What is asked:
Transcribe the entries that follow exactly as they appear, minus pictures.

Start of Input data

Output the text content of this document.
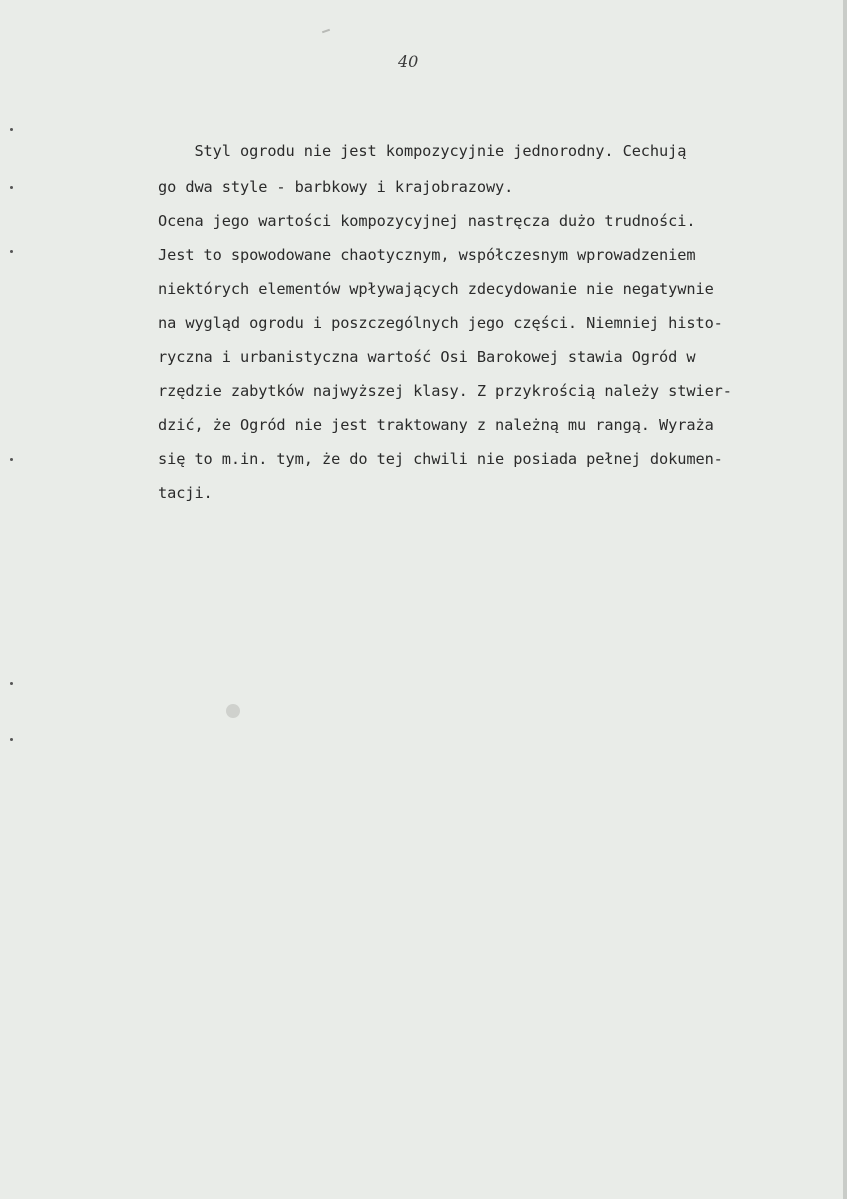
40
Styl ogrodu nie jest kompozycyjnie jednorodny. Cechują
go dwa style - barbkowy i krajobrazowy.
Ocena jego wartości kompozycyjnej nastręcza dużo trudności.
Jest to spowodowane chaotycznym, współczesnym wprowadzeniem
niektórych elementów wpływających zdecydowanie nie negatywnie
na wygląd ogrodu i poszczególnych jego części. Niemniej histo-
ryczna i urbanistyczna wartość Osi Barokowej stawia Ogród w
rzędzie zabytków najwyższej klasy. Z przykrością należy stwier-
dzić, że Ogród nie jest traktowany z należną mu rangą. Wyraża
się to m.in. tym, że do tej chwili nie posiada pełnej dokumen-
tacji.
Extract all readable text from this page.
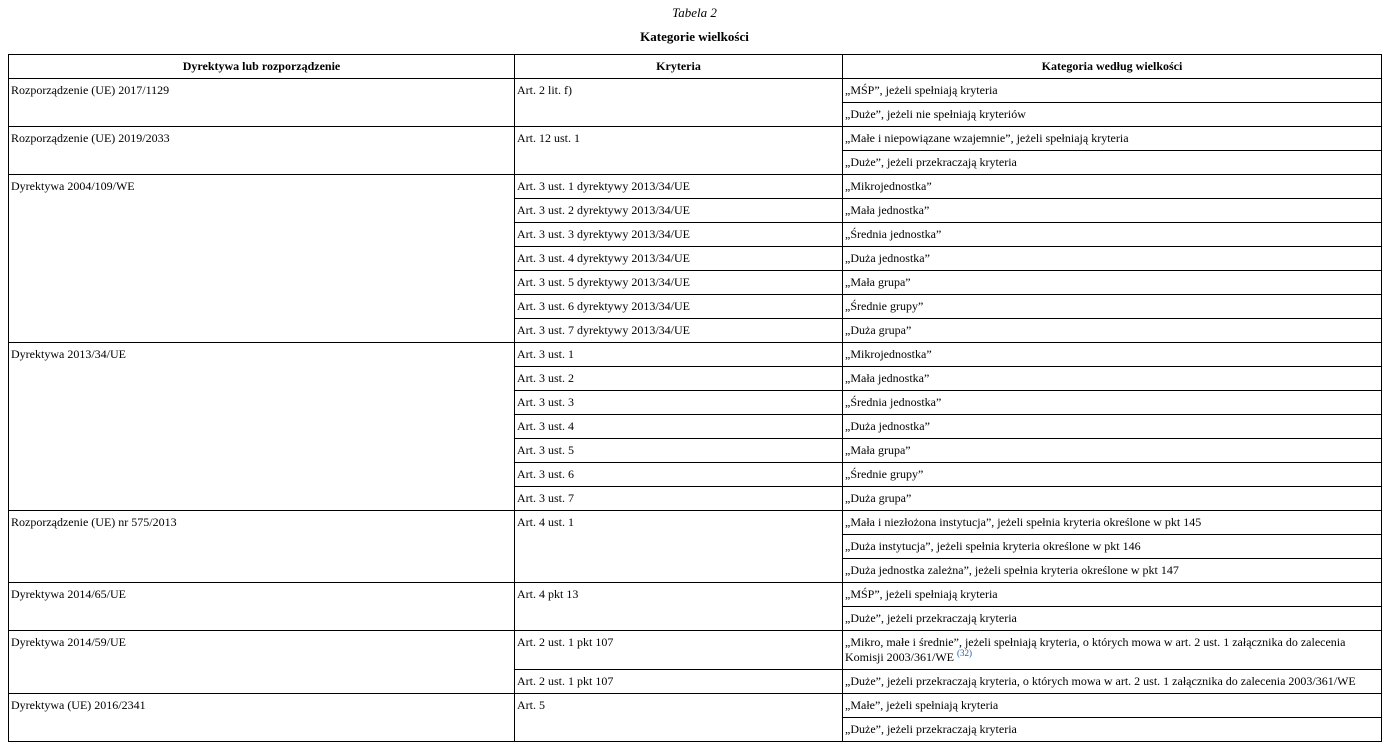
Tabela 2
Kategorie wielkości
Dyrektywa lub rozporządzenie	Kryteria	Kategoria według wielkości
Rozporządzenie (UE) 2017/1129	Art. 2 lit. f)	„MŚP”, jeżeli spełniają kryteria
		„Duże”, jeżeli nie spełniają kryteriów
Rozporządzenie (UE) 2019/2033	Art. 12 ust. 1	„Małe i niepowiązane wzajemnie”, jeżeli spełniają kryteria
		„Duże”, jeżeli przekraczają kryteria
Dyrektywa 2004/109/WE	Art. 3 ust. 1 dyrektywy 2013/34/UE	„Mikrojednostka”
	Art. 3 ust. 2 dyrektywy 2013/34/UE	„Mała jednostka”
	Art. 3 ust. 3 dyrektywy 2013/34/UE	„Średnia jednostka”
	Art. 3 ust. 4 dyrektywy 2013/34/UE	„Duża jednostka”
	Art. 3 ust. 5 dyrektywy 2013/34/UE	„Mała grupa”
	Art. 3 ust. 6 dyrektywy 2013/34/UE	„Średnie grupy”
	Art. 3 ust. 7 dyrektywy 2013/34/UE	„Duża grupa”
Dyrektywa 2013/34/UE	Art. 3 ust. 1	„Mikrojednostka”
	Art. 3 ust. 2	„Mała jednostka”
	Art. 3 ust. 3	„Średnia jednostka”
	Art. 3 ust. 4	„Duża jednostka”
	Art. 3 ust. 5	„Mała grupa”
	Art. 3 ust. 6	„Średnie grupy”
	Art. 3 ust. 7	„Duża grupa”
Rozporządzenie (UE) nr 575/2013	Art. 4 ust. 1	„Mała i niezłożona instytucja”, jeżeli spełnia kryteria określone w pkt 145
		„Duża instytucja”, jeżeli spełnia kryteria określone w pkt 146
		„Duża jednostka zależna”, jeżeli spełnia kryteria określone w pkt 147
Dyrektywa 2014/65/UE	Art. 4 pkt 13	„MŚP”, jeżeli spełniają kryteria
		„Duże”, jeżeli przekraczają kryteria
Dyrektywa 2014/59/UE	Art. 2 ust. 1 pkt 107	„Mikro, małe i średnie”, jeżeli spełniają kryteria, o których mowa w art. 2 ust. 1 załącznika do zalecenia Komisji 2003/361/WE $^{(32)}$
	Art. 2 ust. 1 pkt 107	„Duże”, jeżeli przekraczają kryteria, o których mowa w art. 2 ust. 1 załącznika do zalecenia 2003/361/WE
Dyrektywa (UE) 2016/2341	Art. 5	„Małe”, jeżeli spełniają kryteria
		„Duże”, jeżeli przekraczają kryteria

End of Input data

The result:
Output the text content of this document.
40
Styl ogrodu nie jest kompozycyjnie jednorodny. Cechują
go dwa style - barbkowy i krajobrazowy.
Ocena jego wartości kompozycyjnej nastręcza dużo trudności.
Jest to spowodowane chaotycznym, współczesnym wprowadzeniem
niektórych elementów wpływających zdecydowanie nie negatywnie
na wygląd ogrodu i poszczególnych jego części. Niemniej histo-
ryczna i urbanistyczna wartość Osi Barokowej stawia Ogród w
rzędzie zabytków najwyższej klasy. Z przykrością należy stwier-
dzić, że Ogród nie jest traktowany z należną mu rangą. Wyraża
się to m.in. tym, że do tej chwili nie posiada pełnej dokumen-
tacji.
Extract all readable text from this page.
Tabela 2
Kategorie wielkości
Dyrektywa lub rozporządzenie	Kryteria	Kategoria według wielkości
Rozporządzenie (UE) 2017/1129	Art. 2 lit. f)	„MŚP”, jeżeli spełniają kryteria
		„Duże”, jeżeli nie spełniają kryteriów
Rozporządzenie (UE) 2019/2033	Art. 12 ust. 1	„Małe i niepowiązane wzajemnie”, jeżeli spełniają kryteria
		„Duże”, jeżeli przekraczają kryteria
Dyrektywa 2004/109/WE	Art. 3 ust. 1 dyrektywy 2013/34/UE	„Mikrojednostka”
	Art. 3 ust. 2 dyrektywy 2013/34/UE	„Mała jednostka”
	Art. 3 ust. 3 dyrektywy 2013/34/UE	„Średnia jednostka”
	Art. 3 ust. 4 dyrektywy 2013/34/UE	„Duża jednostka”
	Art. 3 ust. 5 dyrektywy 2013/34/UE	„Mała grupa”
	Art. 3 ust. 6 dyrektywy 2013/34/UE	„Średnie grupy”
	Art. 3 ust. 7 dyrektywy 2013/34/UE	„Duża grupa”
Dyrektywa 2013/34/UE	Art. 3 ust. 1	„Mikrojednostka”
	Art. 3 ust. 2	„Mała jednostka”
	Art. 3 ust. 3	„Średnia jednostka”
	Art. 3 ust. 4	„Duża jednostka”
	Art. 3 ust. 5	„Mała grupa”
	Art. 3 ust. 6	„Średnie grupy”
	Art. 3 ust. 7	„Duża grupa”
Rozporządzenie (UE) nr 575/2013	Art. 4 ust. 1	„Mała i niezłożona instytucja”, jeżeli spełnia kryteria określone w pkt 145
		„Duża instytucja”, jeżeli spełnia kryteria określone w pkt 146
		„Duża jednostka zależna”, jeżeli spełnia kryteria określone w pkt 147
Dyrektywa 2014/65/UE	Art. 4 pkt 13	„MŚP”, jeżeli spełniają kryteria
		„Duże”, jeżeli przekraczają kryteria
Dyrektywa 2014/59/UE	Art. 2 ust. 1 pkt 107	„Mikro, małe i średnie”, jeżeli spełniają kryteria, o których mowa w art. 2 ust. 1 załącznika do zalecenia Komisji 2003/361/WE $^{(32)}$
	Art. 2 ust. 1 pkt 107	„Duże”, jeżeli przekraczają kryteria, o których mowa w art. 2 ust. 1 załącznika do zalecenia 2003/361/WE
Dyrektywa (UE) 2016/2341	Art. 5	„Małe”, jeżeli spełniają kryteria
		„Duże”, jeżeli przekraczają kryteria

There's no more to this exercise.